◆ Given task
From the listing below, extract every line in which the word "left" appears.

◆ Supplied records
########

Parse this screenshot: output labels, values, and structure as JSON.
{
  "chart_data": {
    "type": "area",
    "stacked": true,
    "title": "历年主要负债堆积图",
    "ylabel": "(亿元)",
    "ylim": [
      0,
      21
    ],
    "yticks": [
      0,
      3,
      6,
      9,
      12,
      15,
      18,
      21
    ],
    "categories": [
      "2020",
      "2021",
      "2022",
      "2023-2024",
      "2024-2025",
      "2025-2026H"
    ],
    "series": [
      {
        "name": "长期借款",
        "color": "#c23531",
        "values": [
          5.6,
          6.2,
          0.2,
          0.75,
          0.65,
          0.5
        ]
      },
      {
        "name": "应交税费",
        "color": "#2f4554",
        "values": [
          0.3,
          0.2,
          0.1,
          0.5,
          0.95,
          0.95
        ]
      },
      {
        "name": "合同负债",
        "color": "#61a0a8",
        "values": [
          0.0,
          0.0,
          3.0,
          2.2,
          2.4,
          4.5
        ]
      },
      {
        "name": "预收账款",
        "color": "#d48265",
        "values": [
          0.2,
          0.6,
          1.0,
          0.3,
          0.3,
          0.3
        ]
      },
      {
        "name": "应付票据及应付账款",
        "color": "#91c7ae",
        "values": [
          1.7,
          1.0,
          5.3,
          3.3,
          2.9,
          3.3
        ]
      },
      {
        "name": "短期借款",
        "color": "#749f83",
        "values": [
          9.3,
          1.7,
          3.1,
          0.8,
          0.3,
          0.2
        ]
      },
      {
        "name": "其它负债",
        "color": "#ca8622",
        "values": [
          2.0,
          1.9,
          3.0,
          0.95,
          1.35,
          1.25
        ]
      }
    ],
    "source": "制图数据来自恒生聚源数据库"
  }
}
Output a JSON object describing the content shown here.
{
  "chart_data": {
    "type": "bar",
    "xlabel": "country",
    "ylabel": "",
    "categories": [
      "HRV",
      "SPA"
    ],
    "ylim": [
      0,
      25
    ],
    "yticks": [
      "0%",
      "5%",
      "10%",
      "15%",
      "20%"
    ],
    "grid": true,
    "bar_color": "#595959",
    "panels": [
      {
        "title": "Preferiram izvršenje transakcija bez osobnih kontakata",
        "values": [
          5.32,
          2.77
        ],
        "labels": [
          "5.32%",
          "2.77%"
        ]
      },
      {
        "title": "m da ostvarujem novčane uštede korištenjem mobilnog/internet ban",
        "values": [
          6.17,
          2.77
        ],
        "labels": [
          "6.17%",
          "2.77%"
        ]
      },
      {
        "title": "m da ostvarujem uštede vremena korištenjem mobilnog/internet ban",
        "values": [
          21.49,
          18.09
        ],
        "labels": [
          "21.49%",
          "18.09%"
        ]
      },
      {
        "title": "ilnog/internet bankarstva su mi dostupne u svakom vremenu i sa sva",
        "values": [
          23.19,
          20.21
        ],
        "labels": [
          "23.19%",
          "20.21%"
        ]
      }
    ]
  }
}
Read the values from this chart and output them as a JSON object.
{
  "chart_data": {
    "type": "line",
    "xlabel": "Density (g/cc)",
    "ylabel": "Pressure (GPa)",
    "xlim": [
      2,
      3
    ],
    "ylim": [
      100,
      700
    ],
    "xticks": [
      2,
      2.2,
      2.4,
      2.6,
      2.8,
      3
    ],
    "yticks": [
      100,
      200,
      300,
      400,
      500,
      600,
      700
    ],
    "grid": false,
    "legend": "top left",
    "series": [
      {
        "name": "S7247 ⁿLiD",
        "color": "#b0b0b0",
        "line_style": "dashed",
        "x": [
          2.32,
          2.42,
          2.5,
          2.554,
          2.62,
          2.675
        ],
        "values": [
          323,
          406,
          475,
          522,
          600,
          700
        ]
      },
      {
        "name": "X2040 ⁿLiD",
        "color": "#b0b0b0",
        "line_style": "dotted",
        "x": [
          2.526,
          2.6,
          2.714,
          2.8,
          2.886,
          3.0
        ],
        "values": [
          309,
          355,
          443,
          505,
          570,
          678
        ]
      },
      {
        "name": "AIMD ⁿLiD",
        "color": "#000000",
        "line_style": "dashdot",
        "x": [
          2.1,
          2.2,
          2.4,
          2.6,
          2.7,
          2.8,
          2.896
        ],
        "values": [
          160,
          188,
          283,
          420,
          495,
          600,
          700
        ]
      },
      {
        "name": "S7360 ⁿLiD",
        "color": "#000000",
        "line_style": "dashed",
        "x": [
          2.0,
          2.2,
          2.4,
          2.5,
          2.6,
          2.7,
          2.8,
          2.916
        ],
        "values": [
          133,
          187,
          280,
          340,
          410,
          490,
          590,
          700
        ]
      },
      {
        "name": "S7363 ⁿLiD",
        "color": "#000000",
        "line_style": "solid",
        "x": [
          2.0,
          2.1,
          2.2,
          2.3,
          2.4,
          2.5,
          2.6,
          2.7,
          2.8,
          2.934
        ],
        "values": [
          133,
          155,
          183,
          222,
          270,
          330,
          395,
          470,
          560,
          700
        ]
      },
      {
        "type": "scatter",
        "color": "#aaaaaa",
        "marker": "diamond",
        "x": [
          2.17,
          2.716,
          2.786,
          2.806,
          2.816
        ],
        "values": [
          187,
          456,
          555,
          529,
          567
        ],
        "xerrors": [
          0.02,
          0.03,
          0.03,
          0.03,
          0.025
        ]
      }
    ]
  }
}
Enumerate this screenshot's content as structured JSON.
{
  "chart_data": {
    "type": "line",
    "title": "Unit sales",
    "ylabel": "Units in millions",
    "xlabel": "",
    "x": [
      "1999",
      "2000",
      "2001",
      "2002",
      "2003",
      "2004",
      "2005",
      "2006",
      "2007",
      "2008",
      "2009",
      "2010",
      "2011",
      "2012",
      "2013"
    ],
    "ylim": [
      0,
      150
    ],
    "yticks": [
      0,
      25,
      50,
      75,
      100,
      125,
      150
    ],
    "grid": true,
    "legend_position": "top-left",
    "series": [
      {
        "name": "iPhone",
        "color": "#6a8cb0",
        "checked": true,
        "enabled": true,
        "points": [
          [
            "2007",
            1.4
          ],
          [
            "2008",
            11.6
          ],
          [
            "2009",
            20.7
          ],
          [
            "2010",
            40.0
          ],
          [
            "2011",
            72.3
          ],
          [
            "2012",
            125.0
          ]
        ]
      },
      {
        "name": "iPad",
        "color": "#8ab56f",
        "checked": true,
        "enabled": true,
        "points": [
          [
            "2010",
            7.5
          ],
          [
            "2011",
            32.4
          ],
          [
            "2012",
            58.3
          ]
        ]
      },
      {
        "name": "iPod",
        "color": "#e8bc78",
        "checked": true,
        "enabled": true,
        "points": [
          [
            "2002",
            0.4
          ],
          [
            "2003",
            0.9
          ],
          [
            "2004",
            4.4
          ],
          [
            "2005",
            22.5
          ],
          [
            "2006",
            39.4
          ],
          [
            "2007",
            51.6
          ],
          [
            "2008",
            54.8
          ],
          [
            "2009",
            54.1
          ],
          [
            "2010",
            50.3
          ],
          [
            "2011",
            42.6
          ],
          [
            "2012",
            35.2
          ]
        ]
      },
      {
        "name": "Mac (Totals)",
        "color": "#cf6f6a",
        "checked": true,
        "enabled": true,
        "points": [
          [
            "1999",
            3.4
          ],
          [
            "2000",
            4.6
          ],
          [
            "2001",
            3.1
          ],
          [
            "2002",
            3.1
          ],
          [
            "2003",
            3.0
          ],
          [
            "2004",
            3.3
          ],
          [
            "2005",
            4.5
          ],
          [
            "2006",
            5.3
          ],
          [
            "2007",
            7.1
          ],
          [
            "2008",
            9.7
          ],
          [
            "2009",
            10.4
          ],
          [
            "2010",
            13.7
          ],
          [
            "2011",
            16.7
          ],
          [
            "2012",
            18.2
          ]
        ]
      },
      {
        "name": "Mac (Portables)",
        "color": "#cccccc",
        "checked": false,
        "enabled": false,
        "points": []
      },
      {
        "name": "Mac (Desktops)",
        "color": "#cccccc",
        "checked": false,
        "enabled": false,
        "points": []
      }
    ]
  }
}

########

◆ Answer to the task
    "legend": "top left",
    "legend_position": "top-left",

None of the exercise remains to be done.